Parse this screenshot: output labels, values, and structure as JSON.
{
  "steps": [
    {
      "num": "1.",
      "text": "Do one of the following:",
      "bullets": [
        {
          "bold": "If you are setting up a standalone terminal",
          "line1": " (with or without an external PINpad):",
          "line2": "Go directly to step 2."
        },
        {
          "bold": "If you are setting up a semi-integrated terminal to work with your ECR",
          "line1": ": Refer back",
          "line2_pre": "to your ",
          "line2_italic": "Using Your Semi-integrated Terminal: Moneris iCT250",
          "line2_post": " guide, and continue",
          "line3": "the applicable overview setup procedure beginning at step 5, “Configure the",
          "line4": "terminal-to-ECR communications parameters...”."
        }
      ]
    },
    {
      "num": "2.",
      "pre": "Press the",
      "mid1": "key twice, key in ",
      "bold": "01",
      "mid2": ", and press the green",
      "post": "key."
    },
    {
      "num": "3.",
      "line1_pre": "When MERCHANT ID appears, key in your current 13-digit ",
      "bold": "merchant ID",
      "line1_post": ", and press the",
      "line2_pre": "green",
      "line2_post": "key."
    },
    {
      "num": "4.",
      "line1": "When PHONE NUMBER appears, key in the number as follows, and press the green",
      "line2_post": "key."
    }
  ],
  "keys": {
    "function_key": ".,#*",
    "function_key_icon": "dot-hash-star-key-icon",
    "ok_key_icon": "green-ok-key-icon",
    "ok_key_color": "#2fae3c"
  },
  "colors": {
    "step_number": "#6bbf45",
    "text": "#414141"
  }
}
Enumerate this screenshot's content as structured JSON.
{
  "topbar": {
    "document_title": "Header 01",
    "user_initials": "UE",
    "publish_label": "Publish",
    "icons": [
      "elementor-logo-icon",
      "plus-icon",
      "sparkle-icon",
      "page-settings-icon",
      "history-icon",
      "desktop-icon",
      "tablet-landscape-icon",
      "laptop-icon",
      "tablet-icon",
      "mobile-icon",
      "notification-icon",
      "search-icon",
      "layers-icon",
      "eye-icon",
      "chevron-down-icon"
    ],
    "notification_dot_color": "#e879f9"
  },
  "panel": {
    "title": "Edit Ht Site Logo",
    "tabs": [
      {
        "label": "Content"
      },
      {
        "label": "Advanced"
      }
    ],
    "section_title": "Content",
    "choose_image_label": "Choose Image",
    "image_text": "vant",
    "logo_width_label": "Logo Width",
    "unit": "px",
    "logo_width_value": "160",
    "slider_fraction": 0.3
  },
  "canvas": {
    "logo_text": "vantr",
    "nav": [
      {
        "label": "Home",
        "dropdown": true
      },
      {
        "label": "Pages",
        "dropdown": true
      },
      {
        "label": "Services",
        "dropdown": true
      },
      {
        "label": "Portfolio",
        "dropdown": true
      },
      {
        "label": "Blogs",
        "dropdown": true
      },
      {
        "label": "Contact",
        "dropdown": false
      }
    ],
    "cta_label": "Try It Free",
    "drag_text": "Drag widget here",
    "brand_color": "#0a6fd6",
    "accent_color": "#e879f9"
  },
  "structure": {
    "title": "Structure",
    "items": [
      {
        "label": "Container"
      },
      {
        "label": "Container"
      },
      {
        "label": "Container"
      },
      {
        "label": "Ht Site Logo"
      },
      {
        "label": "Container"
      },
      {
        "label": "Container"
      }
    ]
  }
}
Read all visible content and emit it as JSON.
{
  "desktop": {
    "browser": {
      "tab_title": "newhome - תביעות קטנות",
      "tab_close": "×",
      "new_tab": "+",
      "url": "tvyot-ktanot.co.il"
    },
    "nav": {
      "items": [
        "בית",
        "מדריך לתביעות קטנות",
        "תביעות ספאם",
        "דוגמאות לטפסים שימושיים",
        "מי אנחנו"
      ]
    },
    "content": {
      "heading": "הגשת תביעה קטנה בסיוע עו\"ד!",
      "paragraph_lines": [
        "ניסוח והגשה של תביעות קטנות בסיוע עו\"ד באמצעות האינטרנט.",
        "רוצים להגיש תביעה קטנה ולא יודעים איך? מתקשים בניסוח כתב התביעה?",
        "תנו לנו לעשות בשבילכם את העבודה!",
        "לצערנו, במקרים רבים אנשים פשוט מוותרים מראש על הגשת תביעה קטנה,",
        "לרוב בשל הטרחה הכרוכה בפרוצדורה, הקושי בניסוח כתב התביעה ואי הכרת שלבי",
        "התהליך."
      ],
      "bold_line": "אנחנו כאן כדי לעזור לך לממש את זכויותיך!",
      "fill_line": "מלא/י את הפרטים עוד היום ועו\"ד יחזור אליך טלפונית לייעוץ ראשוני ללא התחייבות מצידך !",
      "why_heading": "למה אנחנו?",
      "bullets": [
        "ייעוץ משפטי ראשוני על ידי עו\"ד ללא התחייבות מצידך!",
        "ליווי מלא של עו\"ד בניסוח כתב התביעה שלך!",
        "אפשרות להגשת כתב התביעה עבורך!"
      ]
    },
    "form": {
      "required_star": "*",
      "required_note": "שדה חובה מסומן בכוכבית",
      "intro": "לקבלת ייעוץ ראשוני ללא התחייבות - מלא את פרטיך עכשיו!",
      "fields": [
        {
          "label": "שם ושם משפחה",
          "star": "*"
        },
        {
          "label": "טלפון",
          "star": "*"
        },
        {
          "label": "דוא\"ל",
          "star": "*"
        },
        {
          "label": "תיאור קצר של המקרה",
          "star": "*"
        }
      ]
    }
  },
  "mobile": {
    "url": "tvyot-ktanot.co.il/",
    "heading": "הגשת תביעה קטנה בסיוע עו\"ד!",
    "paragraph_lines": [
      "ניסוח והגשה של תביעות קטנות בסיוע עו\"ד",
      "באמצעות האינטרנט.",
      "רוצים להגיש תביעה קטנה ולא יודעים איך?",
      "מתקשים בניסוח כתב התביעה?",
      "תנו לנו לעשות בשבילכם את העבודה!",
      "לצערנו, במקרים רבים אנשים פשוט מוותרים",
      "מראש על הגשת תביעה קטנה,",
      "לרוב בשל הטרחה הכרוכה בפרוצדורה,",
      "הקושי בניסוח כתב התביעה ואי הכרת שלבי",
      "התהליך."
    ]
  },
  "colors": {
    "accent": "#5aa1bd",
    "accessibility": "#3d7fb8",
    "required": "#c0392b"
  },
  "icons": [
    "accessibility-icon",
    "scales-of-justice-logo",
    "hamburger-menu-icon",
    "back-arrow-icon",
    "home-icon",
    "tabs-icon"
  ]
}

#### [WHAT IS NEEDED]
Repeat the data in its entirety, character for character.

#### [FINAL RESULT]
Parse this screenshot: output labels, values, and structure as JSON.
{
  "steps": [
    {
      "num": "1.",
      "text": "Do one of the following:",
      "bullets": [
        {
          "bold": "If you are setting up a standalone terminal",
          "line1": " (with or without an external PINpad):",
          "line2": "Go directly to step 2."
        },
        {
          "bold": "If you are setting up a semi-integrated terminal to work with your ECR",
          "line1": ": Refer back",
          "line2_pre": "to your ",
          "line2_italic": "Using Your Semi-integrated Terminal: Moneris iCT250",
          "line2_post": " guide, and continue",
          "line3": "the applicable overview setup procedure beginning at step 5, “Configure the",
          "line4": "terminal-to-ECR communications parameters...”."
        }
      ]
    },
    {
      "num": "2.",
      "pre": "Press the",
      "mid1": "key twice, key in ",
      "bold": "01",
      "mid2": ", and press the green",
      "post": "key."
    },
    {
      "num": "3.",
      "line1_pre": "When MERCHANT ID appears, key in your current 13-digit ",
      "bold": "merchant ID",
      "line1_post": ", and press the",
      "line2_pre": "green",
      "line2_post": "key."
    },
    {
      "num": "4.",
      "line1": "When PHONE NUMBER appears, key in the number as follows, and press the green",
      "line2_post": "key."
    }
  ],
  "keys": {
    "function_key": ".,#*",
    "function_key_icon": "dot-hash-star-key-icon",
    "ok_key_icon": "green-ok-key-icon",
    "ok_key_color": "#2fae3c"
  },
  "colors": {
    "step_number": "#6bbf45",
    "text": "#414141"
  }
}
Enumerate this screenshot's content as structured JSON.
{
  "topbar": {
    "document_title": "Header 01",
    "user_initials": "UE",
    "publish_label": "Publish",
    "icons": [
      "elementor-logo-icon",
      "plus-icon",
      "sparkle-icon",
      "page-settings-icon",
      "history-icon",
      "desktop-icon",
      "tablet-landscape-icon",
      "laptop-icon",
      "tablet-icon",
      "mobile-icon",
      "notification-icon",
      "search-icon",
      "layers-icon",
      "eye-icon",
      "chevron-down-icon"
    ],
    "notification_dot_color": "#e879f9"
  },
  "panel": {
    "title": "Edit Ht Site Logo",
    "tabs": [
      {
        "label": "Content"
      },
      {
        "label": "Advanced"
      }
    ],
    "section_title": "Content",
    "choose_image_label": "Choose Image",
    "image_text": "vant",
    "logo_width_label": "Logo Width",
    "unit": "px",
    "logo_width_value": "160",
    "slider_fraction": 0.3
  },
  "canvas": {
    "logo_text": "vantr",
    "nav": [
      {
        "label": "Home",
        "dropdown": true
      },
      {
        "label": "Pages",
        "dropdown": true
      },
      {
        "label": "Services",
        "dropdown": true
      },
      {
        "label": "Portfolio",
        "dropdown": true
      },
      {
        "label": "Blogs",
        "dropdown": true
      },
      {
        "label": "Contact",
        "dropdown": false
      }
    ],
    "cta_label": "Try It Free",
    "drag_text": "Drag widget here",
    "brand_color": "#0a6fd6",
    "accent_color": "#e879f9"
  },
  "structure": {
    "title": "Structure",
    "items": [
      {
        "label": "Container"
      },
      {
        "label": "Container"
      },
      {
        "label": "Container"
      },
      {
        "label": "Ht Site Logo"
      },
      {
        "label": "Container"
      },
      {
        "label": "Container"
      }
    ]
  }
}
Read all visible content and emit it as JSON.
{
  "desktop": {
    "browser": {
      "tab_title": "newhome - תביעות קטנות",
      "tab_close": "×",
      "new_tab": "+",
      "url": "tvyot-ktanot.co.il"
    },
    "nav": {
      "items": [
        "בית",
        "מדריך לתביעות קטנות",
        "תביעות ספאם",
        "דוגמאות לטפסים שימושיים",
        "מי אנחנו"
      ]
    },
    "content": {
      "heading": "הגשת תביעה קטנה בסיוע עו\"ד!",
      "paragraph_lines": [
        "ניסוח והגשה של תביעות קטנות בסיוע עו\"ד באמצעות האינטרנט.",
        "רוצים להגיש תביעה קטנה ולא יודעים איך? מתקשים בניסוח כתב התביעה?",
        "תנו לנו לעשות בשבילכם את העבודה!",
        "לצערנו, במקרים רבים אנשים פשוט מוותרים מראש על הגשת תביעה קטנה,",
        "לרוב בשל הטרחה הכרוכה בפרוצדורה, הקושי בניסוח כתב התביעה ואי הכרת שלבי",
        "התהליך."
      ],
      "bold_line": "אנחנו כאן כדי לעזור לך לממש את זכויותיך!",
      "fill_line": "מלא/י את הפרטים עוד היום ועו\"ד יחזור אליך טלפונית לייעוץ ראשוני ללא התחייבות מצידך !",
      "why_heading": "למה אנחנו?",
      "bullets": [
        "ייעוץ משפטי ראשוני על ידי עו\"ד ללא התחייבות מצידך!",
        "ליווי מלא של עו\"ד בניסוח כתב התביעה שלך!",
        "אפשרות להגשת כתב התביעה עבורך!"
      ]
    },
    "form": {
      "required_star": "*",
      "required_note": "שדה חובה מסומן בכוכבית",
      "intro": "לקבלת ייעוץ ראשוני ללא התחייבות - מלא את פרטיך עכשיו!",
      "fields": [
        {
          "label": "שם ושם משפחה",
          "star": "*"
        },
        {
          "label": "טלפון",
          "star": "*"
        },
        {
          "label": "דוא\"ל",
          "star": "*"
        },
        {
          "label": "תיאור קצר של המקרה",
          "star": "*"
        }
      ]
    }
  },
  "mobile": {
    "url": "tvyot-ktanot.co.il/",
    "heading": "הגשת תביעה קטנה בסיוע עו\"ד!",
    "paragraph_lines": [
      "ניסוח והגשה של תביעות קטנות בסיוע עו\"ד",
      "באמצעות האינטרנט.",
      "רוצים להגיש תביעה קטנה ולא יודעים איך?",
      "מתקשים בניסוח כתב התביעה?",
      "תנו לנו לעשות בשבילכם את העבודה!",
      "לצערנו, במקרים רבים אנשים פשוט מוותרים",
      "מראש על הגשת תביעה קטנה,",
      "לרוב בשל הטרחה הכרוכה בפרוצדורה,",
      "הקושי בניסוח כתב התביעה ואי הכרת שלבי",
      "התהליך."
    ]
  },
  "colors": {
    "accent": "#5aa1bd",
    "accessibility": "#3d7fb8",
    "required": "#c0392b"
  },
  "icons": [
    "accessibility-icon",
    "scales-of-justice-logo",
    "hamburger-menu-icon",
    "back-arrow-icon",
    "home-icon",
    "tabs-icon"
  ]
}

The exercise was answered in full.